Identify the lines containing the word "anhand". Copy each one.

──────

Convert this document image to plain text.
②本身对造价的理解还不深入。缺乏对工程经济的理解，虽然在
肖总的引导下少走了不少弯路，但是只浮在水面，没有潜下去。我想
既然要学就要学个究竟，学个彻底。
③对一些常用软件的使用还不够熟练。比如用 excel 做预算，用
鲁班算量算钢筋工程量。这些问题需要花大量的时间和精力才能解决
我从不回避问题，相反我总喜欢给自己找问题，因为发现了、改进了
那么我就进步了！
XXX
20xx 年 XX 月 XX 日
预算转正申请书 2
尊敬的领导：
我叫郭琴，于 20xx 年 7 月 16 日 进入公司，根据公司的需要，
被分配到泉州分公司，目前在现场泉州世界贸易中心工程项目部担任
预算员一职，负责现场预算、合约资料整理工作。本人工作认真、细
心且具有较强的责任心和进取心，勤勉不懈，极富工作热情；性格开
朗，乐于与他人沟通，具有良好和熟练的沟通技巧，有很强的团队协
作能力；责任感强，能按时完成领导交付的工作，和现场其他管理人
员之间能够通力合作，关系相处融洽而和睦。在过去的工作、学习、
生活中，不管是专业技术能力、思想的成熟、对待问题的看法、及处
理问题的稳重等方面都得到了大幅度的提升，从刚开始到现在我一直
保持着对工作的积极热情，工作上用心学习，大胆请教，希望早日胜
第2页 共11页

──────

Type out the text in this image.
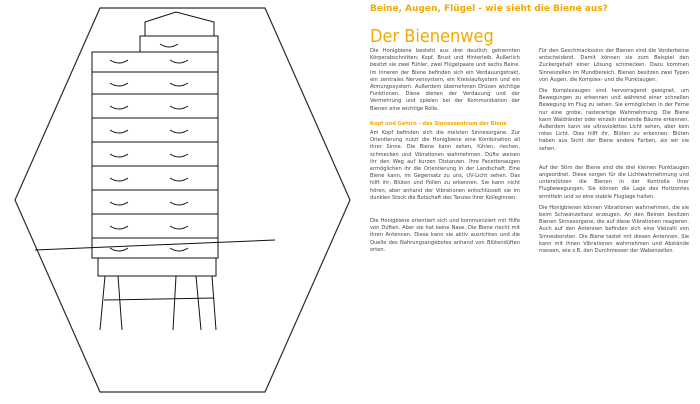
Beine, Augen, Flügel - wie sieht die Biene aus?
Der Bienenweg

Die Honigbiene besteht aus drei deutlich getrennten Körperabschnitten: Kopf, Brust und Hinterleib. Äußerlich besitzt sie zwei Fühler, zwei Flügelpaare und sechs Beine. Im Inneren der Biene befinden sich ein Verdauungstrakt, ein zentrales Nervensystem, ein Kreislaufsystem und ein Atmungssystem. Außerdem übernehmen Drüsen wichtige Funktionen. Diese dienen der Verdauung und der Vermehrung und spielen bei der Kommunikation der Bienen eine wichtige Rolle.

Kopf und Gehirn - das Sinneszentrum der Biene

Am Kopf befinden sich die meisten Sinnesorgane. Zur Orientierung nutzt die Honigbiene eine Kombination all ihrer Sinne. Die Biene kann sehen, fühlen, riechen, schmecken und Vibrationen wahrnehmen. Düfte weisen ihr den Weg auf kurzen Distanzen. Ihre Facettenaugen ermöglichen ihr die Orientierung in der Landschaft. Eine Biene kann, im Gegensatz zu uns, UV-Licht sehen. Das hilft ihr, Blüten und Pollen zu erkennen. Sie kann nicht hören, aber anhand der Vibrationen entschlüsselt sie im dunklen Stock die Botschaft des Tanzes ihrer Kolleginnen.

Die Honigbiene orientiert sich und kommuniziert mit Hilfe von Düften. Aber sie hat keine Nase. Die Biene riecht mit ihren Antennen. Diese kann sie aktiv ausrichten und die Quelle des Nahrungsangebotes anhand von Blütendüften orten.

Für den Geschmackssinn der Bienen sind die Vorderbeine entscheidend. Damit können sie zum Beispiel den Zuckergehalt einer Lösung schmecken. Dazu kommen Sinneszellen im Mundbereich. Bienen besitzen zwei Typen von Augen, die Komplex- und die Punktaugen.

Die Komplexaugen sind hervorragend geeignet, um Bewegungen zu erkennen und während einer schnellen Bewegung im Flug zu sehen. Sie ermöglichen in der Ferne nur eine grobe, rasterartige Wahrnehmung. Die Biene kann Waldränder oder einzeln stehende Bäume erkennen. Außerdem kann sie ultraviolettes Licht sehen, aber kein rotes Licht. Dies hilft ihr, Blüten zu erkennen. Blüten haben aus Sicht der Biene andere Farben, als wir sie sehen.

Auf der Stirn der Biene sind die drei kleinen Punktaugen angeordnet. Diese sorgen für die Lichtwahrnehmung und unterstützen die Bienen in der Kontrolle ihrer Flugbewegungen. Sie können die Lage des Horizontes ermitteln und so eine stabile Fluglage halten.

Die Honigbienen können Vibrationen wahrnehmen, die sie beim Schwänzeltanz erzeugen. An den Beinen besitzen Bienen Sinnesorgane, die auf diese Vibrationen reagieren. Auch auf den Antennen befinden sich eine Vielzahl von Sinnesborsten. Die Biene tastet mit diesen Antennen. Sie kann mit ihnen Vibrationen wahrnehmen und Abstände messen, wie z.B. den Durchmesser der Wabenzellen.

──────

Exercise solution:
Am Kopf befinden sich die meisten Sinnesorgane. Zur Orientierung nutzt die Honigbiene eine Kombination all ihrer Sinne. Die Biene kann sehen, fühlen, riechen, schmecken und Vibrationen wahrnehmen. Düfte weisen ihr den Weg auf kurzen Distanzen. Ihre Facettenaugen ermöglichen ihr die Orientierung in der Landschaft. Eine Biene kann, im Gegensatz zu uns, UV-Licht sehen. Das hilft ihr, Blüten und Pollen zu erkennen. Sie kann nicht hören, aber anhand der Vibrationen entschlüsselt sie im dunklen Stock die Botschaft des Tanzes ihrer Kolleginnen.
Die Honigbiene orientiert sich und kommuniziert mit Hilfe von Düften. Aber sie hat keine Nase. Die Biene riecht mit ihren Antennen. Diese kann sie aktiv ausrichten und die Quelle des Nahrungsangebotes anhand von Blütendüften orten.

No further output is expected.